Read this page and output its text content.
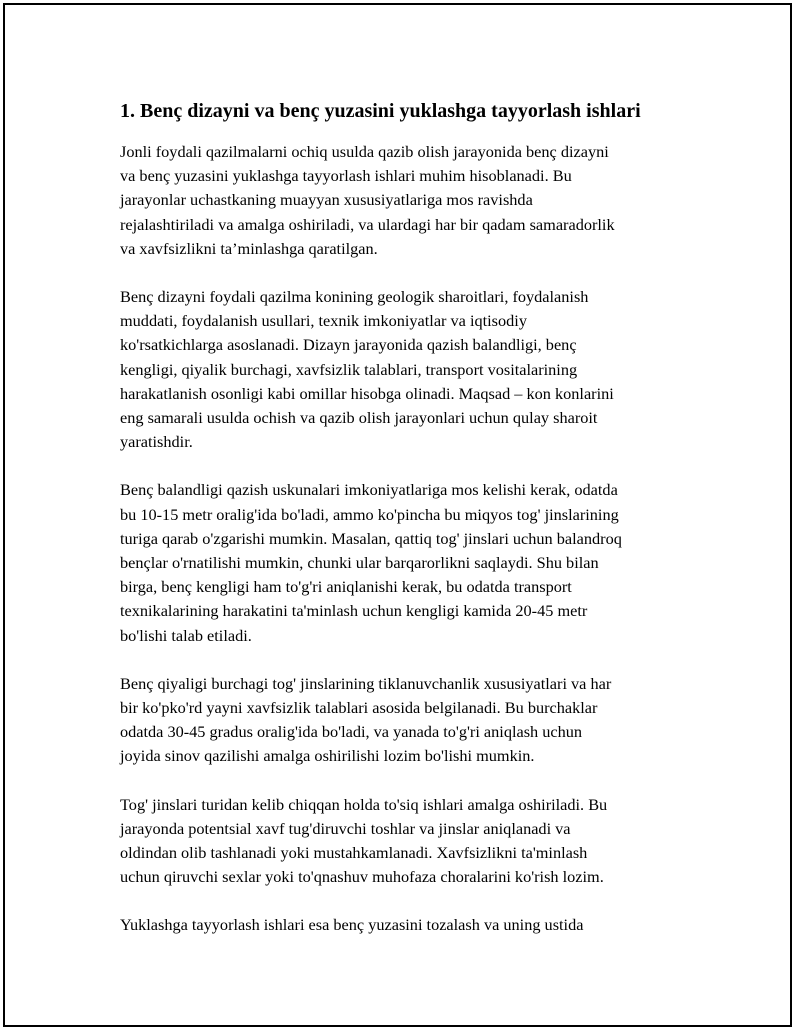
1. Benç dizayni va benç yuzasini yuklashga tayyorlash ishlari

Jonli foydali qazilmalarni ochiq usulda qazib olish jarayonida benç dizayni
va benç yuzasini yuklashga tayyorlash ishlari muhim hisoblanadi. Bu
jarayonlar uchastkaning muayyan xususiyatlariga mos ravishda
rejalashtiriladi va amalga oshiriladi, va ulardagi har bir qadam samaradorlik
va xavfsizlikni ta’minlashga qaratilgan.

Benç dizayni foydali qazilma konining geologik sharoitlari, foydalanish
muddati, foydalanish usullari, texnik imkoniyatlar va iqtisodiy
ko'rsatkichlarga asoslanadi. Dizayn jarayonida qazish balandligi, benç
kengligi, qiyalik burchagi, xavfsizlik talablari, transport vositalarining
harakatlanish osonligi kabi omillar hisobga olinadi. Maqsad – kon konlarini
eng samarali usulda ochish va qazib olish jarayonlari uchun qulay sharoit
yaratishdir.

Benç balandligi qazish uskunalari imkoniyatlariga mos kelishi kerak, odatda
bu 10-15 metr oralig'ida bo'ladi, ammo ko'pincha bu miqyos tog' jinslarining
turiga qarab o'zgarishi mumkin. Masalan, qattiq tog' jinslari uchun balandroq
bençlar o'rnatilishi mumkin, chunki ular barqarorlikni saqlaydi. Shu bilan
birga, benç kengligi ham to'g'ri aniqlanishi kerak, bu odatda transport
texnikalarining harakatini ta'minlash uchun kengligi kamida 20-45 metr
bo'lishi talab etiladi.

Benç qiyaligi burchagi tog' jinslarining tiklanuvchanlik xususiyatlari va har
bir ko'pko'rd yayni xavfsizlik talablari asosida belgilanadi. Bu burchaklar
odatda 30-45 gradus oralig'ida bo'ladi, va yanada to'g'ri aniqlash uchun
joyida sinov qazilishi amalga oshirilishi lozim bo'lishi mumkin.

Tog' jinslari turidan kelib chiqqan holda to'siq ishlari amalga oshiriladi. Bu
jarayonda potentsial xavf tug'diruvchi toshlar va jinslar aniqlanadi va
oldindan olib tashlanadi yoki mustahkamlanadi. Xavfsizlikni ta'minlash
uchun qiruvchi sexlar yoki to'qnashuv muhofaza choralarini ko'rish lozim.

Yuklashga tayyorlash ishlari esa benç yuzasini tozalash va uning ustida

▶ [Given task] Reproduce each entry precisely, dropping only the pictures.

▶ [Worked solution]
Read this page and output its text content.
1. Benç dizayni va benç yuzasini yuklashga tayyorlash ishlari

Jonli foydali qazilmalarni ochiq usulda qazib olish jarayonida benç dizayni
va benç yuzasini yuklashga tayyorlash ishlari muhim hisoblanadi. Bu
jarayonlar uchastkaning muayyan xususiyatlariga mos ravishda
rejalashtiriladi va amalga oshiriladi, va ulardagi har bir qadam samaradorlik
va xavfsizlikni ta’minlashga qaratilgan.

Benç dizayni foydali qazilma konining geologik sharoitlari, foydalanish
muddati, foydalanish usullari, texnik imkoniyatlar va iqtisodiy
ko'rsatkichlarga asoslanadi. Dizayn jarayonida qazish balandligi, benç
kengligi, qiyalik burchagi, xavfsizlik talablari, transport vositalarining
harakatlanish osonligi kabi omillar hisobga olinadi. Maqsad – kon konlarini
eng samarali usulda ochish va qazib olish jarayonlari uchun qulay sharoit
yaratishdir.

Benç balandligi qazish uskunalari imkoniyatlariga mos kelishi kerak, odatda
bu 10-15 metr oralig'ida bo'ladi, ammo ko'pincha bu miqyos tog' jinslarining
turiga qarab o'zgarishi mumkin. Masalan, qattiq tog' jinslari uchun balandroq
bençlar o'rnatilishi mumkin, chunki ular barqarorlikni saqlaydi. Shu bilan
birga, benç kengligi ham to'g'ri aniqlanishi kerak, bu odatda transport
texnikalarining harakatini ta'minlash uchun kengligi kamida 20-45 metr
bo'lishi talab etiladi.

Benç qiyaligi burchagi tog' jinslarining tiklanuvchanlik xususiyatlari va har
bir ko'pko'rd yayni xavfsizlik talablari asosida belgilanadi. Bu burchaklar
odatda 30-45 gradus oralig'ida bo'ladi, va yanada to'g'ri aniqlash uchun
joyida sinov qazilishi amalga oshirilishi lozim bo'lishi mumkin.

Tog' jinslari turidan kelib chiqqan holda to'siq ishlari amalga oshiriladi. Bu
jarayonda potentsial xavf tug'diruvchi toshlar va jinslar aniqlanadi va
oldindan olib tashlanadi yoki mustahkamlanadi. Xavfsizlikni ta'minlash
uchun qiruvchi sexlar yoki to'qnashuv muhofaza choralarini ko'rish lozim.

Yuklashga tayyorlash ishlari esa benç yuzasini tozalash va uning ustida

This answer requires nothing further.